*EXERCISE TASK:*
Gather all lines in the data that hold the string "Explorer".
-- START OF MATERIAL PROVIDED --
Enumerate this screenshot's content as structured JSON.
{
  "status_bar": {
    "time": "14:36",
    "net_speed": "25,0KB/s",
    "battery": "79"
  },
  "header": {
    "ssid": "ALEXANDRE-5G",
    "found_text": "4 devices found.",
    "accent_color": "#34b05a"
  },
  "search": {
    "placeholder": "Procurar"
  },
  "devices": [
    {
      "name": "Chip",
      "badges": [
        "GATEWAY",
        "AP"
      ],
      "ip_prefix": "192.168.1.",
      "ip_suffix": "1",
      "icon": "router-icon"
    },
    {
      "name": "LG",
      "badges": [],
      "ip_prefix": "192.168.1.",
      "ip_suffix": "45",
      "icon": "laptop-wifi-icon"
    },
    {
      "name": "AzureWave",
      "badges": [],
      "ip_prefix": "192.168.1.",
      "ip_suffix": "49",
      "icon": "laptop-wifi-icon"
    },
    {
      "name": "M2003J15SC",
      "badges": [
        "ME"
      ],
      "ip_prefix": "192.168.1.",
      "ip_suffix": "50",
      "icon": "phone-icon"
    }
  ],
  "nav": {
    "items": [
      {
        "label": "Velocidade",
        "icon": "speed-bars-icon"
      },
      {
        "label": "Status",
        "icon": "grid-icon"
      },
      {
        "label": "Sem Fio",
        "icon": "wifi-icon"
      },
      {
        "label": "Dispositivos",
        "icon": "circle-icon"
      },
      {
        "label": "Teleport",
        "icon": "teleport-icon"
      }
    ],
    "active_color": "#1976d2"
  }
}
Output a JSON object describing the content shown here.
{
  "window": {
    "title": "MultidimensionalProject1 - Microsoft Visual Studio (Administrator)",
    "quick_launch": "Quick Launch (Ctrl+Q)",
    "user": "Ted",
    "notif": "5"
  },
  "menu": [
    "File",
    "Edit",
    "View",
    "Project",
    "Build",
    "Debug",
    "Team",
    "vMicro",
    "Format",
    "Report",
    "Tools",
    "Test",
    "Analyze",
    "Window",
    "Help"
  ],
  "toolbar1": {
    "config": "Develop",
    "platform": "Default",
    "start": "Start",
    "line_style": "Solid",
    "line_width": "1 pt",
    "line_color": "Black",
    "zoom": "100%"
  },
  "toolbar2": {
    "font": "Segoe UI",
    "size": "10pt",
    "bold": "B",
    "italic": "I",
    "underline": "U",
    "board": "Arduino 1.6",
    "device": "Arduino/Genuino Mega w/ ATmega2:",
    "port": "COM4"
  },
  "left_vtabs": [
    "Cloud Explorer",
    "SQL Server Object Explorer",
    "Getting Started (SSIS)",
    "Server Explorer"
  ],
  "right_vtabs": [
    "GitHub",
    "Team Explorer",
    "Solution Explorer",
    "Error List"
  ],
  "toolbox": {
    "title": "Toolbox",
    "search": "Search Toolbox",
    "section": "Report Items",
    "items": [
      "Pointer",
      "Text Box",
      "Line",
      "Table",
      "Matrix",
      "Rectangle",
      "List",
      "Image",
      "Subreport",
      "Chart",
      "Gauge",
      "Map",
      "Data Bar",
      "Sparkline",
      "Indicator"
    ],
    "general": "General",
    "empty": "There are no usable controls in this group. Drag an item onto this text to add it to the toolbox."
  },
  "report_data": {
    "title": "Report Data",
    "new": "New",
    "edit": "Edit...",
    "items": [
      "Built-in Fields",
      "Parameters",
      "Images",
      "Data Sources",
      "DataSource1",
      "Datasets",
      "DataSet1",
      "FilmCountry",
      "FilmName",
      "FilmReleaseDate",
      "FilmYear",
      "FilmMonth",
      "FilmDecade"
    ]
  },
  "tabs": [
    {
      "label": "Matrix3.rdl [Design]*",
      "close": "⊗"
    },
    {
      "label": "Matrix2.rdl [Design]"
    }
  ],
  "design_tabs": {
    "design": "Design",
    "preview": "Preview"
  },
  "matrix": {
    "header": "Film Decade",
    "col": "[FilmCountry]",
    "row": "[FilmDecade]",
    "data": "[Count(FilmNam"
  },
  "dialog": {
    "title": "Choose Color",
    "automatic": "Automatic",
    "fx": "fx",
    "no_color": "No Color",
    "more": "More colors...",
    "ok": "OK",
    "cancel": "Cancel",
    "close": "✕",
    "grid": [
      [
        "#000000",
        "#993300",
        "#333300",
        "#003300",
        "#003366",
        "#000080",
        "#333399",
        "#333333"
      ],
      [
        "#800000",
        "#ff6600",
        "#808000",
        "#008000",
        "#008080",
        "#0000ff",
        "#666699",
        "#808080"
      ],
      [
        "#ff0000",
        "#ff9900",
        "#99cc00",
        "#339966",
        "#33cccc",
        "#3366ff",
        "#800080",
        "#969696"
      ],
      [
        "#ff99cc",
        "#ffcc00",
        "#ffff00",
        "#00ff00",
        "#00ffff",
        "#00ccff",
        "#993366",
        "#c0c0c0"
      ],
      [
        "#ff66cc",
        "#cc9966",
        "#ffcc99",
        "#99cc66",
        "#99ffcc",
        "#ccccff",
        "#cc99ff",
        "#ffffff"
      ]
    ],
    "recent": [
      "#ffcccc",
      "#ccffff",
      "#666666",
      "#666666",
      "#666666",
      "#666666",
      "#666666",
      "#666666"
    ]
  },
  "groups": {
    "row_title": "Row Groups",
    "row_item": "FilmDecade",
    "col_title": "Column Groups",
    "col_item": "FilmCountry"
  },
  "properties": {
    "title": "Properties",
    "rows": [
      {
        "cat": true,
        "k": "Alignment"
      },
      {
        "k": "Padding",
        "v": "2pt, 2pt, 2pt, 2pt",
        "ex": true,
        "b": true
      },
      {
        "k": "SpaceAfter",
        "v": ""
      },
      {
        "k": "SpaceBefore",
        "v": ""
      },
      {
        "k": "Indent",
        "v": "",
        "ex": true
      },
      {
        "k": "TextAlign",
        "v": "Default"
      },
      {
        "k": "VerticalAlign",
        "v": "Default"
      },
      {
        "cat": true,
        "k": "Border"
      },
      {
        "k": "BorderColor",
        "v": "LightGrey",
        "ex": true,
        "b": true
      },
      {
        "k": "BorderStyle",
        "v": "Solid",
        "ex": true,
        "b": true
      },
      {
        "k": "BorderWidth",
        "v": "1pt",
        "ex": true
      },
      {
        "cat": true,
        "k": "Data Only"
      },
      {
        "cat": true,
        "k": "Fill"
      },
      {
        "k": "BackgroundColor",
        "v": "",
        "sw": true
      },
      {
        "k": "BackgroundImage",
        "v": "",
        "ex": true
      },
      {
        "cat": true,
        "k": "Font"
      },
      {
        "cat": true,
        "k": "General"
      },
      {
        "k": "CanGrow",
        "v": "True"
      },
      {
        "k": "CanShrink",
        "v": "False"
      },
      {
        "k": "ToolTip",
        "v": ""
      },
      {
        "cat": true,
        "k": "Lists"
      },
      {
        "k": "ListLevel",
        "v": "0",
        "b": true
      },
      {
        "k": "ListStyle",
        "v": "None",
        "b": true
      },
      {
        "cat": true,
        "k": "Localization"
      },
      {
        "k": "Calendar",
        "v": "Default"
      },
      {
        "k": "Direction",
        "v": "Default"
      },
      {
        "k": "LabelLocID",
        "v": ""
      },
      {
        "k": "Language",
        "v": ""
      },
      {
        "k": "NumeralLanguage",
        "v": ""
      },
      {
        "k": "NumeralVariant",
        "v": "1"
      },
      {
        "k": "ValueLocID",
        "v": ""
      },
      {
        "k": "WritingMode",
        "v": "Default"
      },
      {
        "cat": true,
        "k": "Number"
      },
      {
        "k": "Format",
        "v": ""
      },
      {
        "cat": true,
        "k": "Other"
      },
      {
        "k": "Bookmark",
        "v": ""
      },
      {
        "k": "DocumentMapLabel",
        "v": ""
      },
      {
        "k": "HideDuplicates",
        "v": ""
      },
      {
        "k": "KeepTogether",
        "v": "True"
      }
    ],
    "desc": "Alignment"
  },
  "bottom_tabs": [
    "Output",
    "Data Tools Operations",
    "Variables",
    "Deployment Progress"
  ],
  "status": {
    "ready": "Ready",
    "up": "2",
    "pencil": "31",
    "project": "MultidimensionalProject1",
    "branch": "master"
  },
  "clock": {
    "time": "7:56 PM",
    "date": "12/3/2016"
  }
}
-- END OF MATERIAL PROVIDED --
*ANSWER FOR THE TASK:*
    "Cloud Explorer",
    "SQL Server Object Explorer",
    "Server Explorer"
    "Team Explorer",
    "Solution Explorer",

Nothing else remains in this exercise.